## Given problem
Skip the pictures. Transcribe the rest of the data below without changing a word.

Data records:
•••

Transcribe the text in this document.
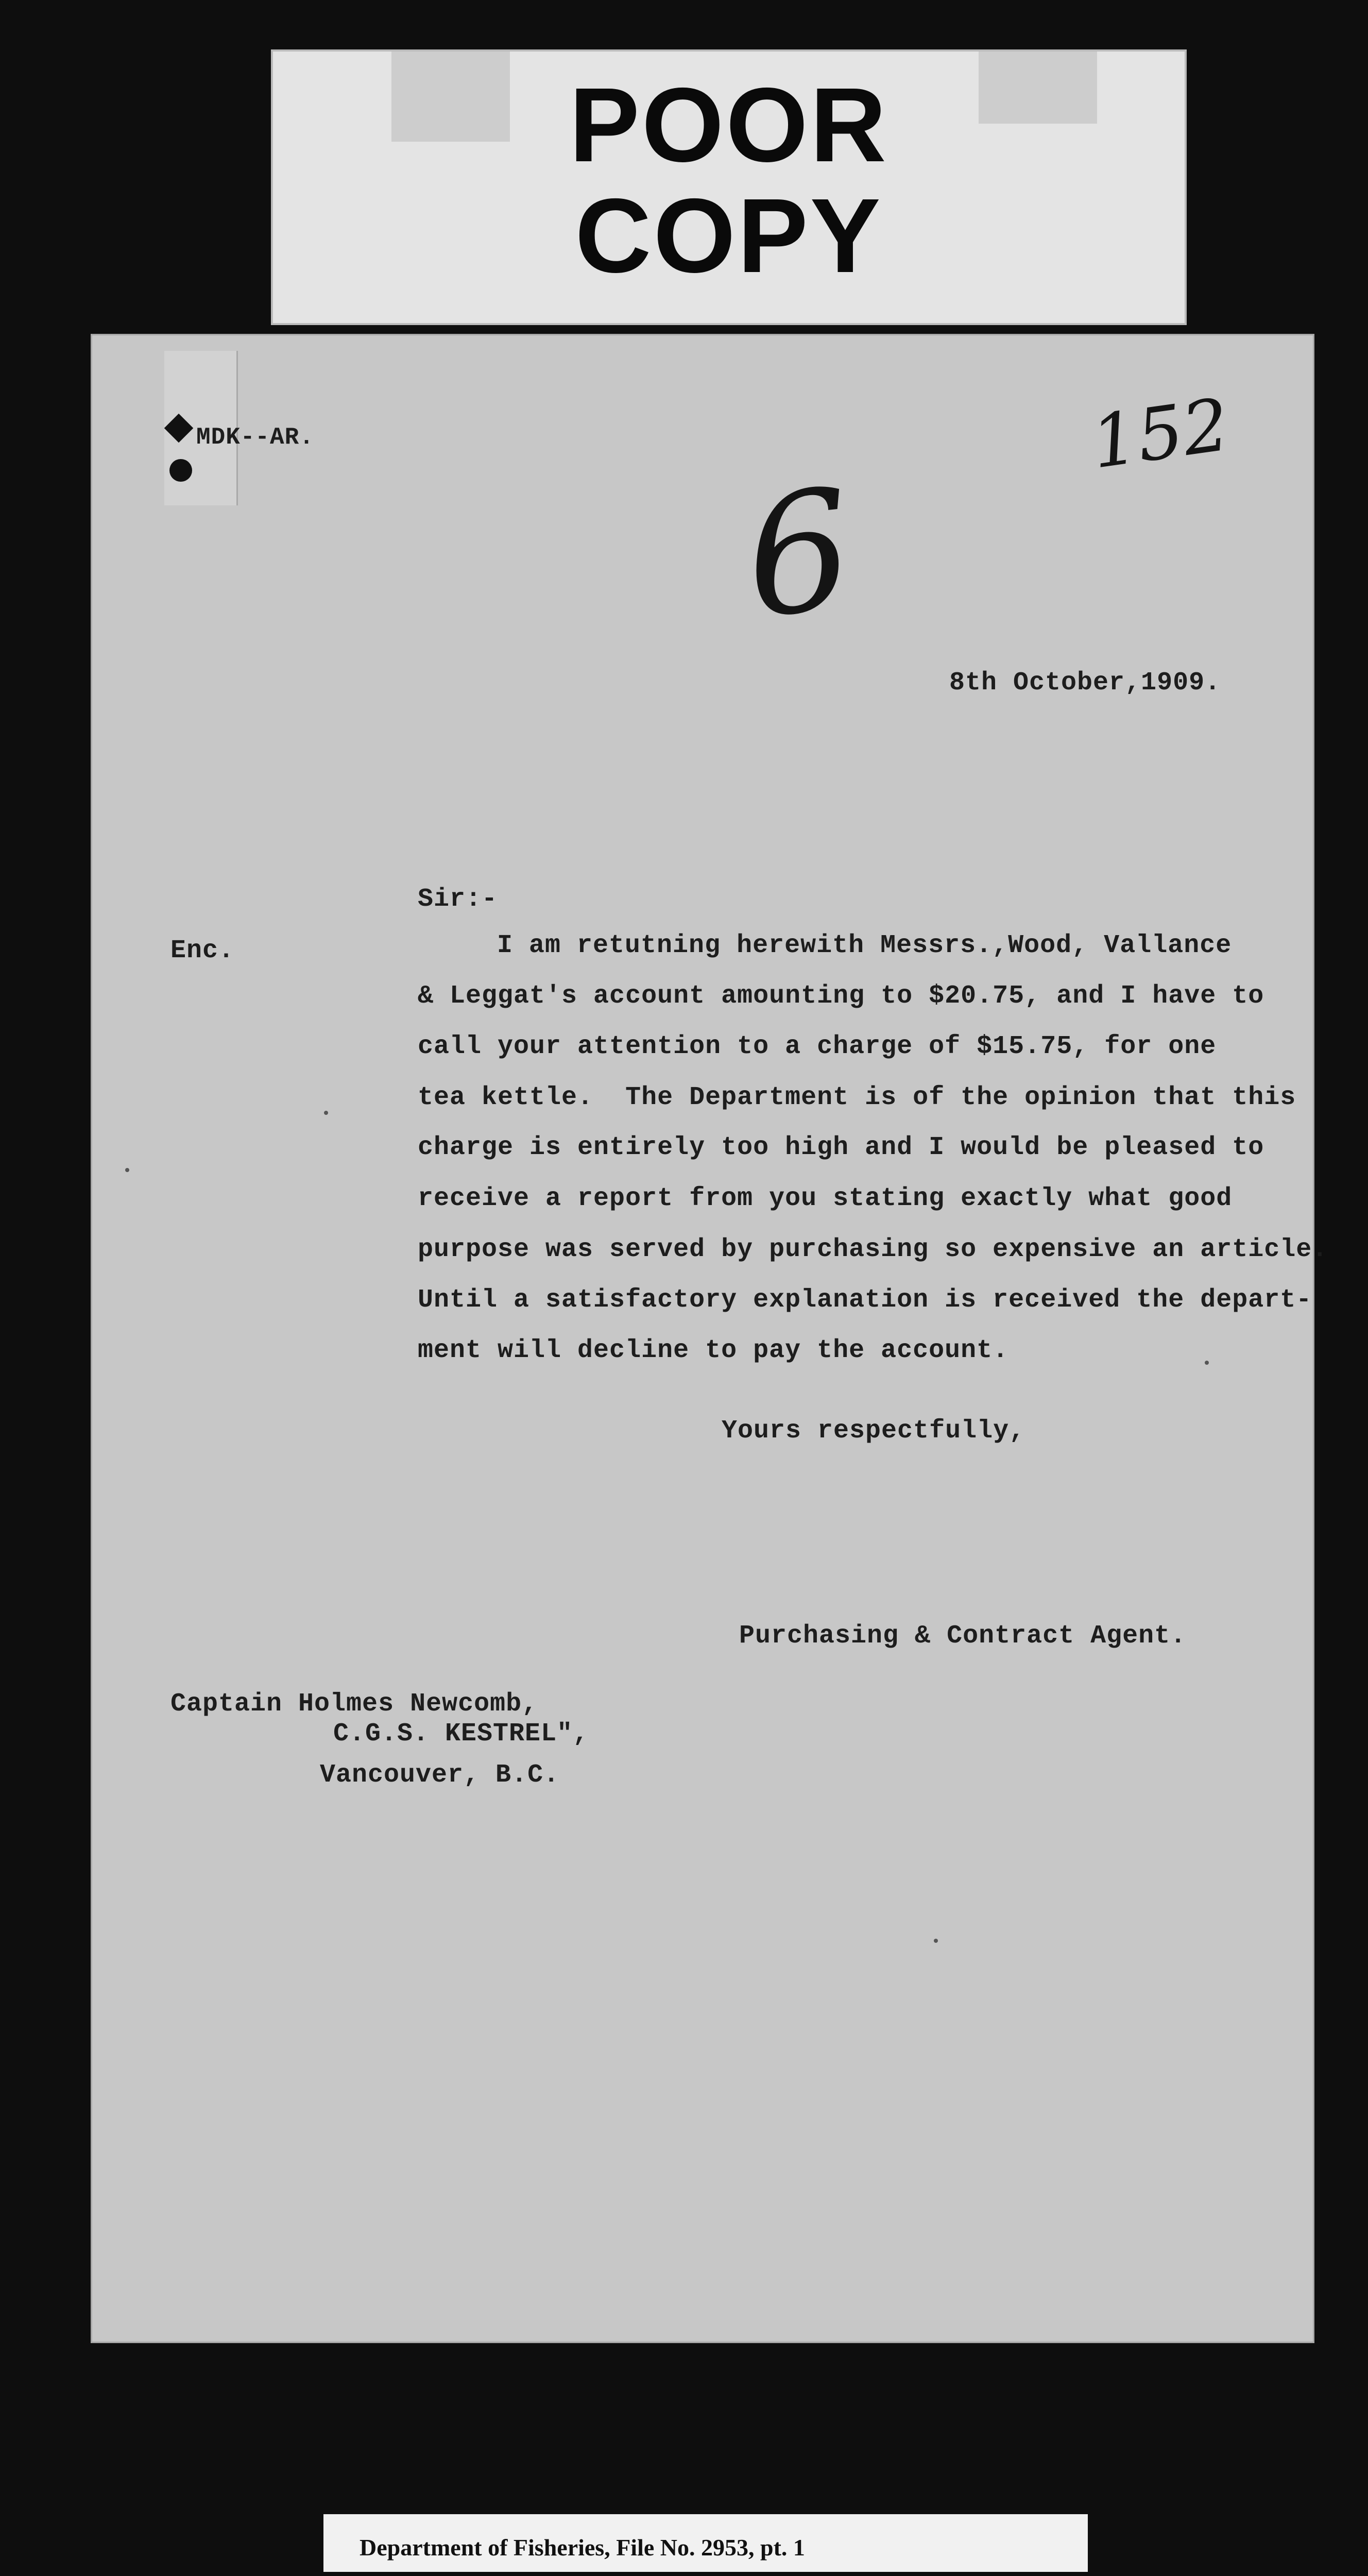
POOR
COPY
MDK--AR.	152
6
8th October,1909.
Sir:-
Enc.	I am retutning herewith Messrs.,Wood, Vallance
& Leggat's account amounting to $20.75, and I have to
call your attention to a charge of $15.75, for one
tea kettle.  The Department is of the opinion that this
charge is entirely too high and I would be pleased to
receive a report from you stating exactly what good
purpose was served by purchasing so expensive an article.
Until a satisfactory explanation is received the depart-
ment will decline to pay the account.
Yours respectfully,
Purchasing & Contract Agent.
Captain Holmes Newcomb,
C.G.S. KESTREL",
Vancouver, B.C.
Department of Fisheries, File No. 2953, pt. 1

•••

## Exercise response
Transcribe the text in this document.
POOR
COPY
MDK--AR.	152
6
8th October,1909.
Sir:-
Enc.	I am retutning herewith Messrs.,Wood, Vallance
& Leggat's account amounting to $20.75, and I have to
call your attention to a charge of $15.75, for one
tea kettle.  The Department is of the opinion that this
charge is entirely too high and I would be pleased to
receive a report from you stating exactly what good
purpose was served by purchasing so expensive an article.
Until a satisfactory explanation is received the depart-
ment will decline to pay the account.
Yours respectfully,
Purchasing & Contract Agent.
Captain Holmes Newcomb,
C.G.S. KESTREL",
Vancouver, B.C.
Department of Fisheries, File No. 2953, pt. 1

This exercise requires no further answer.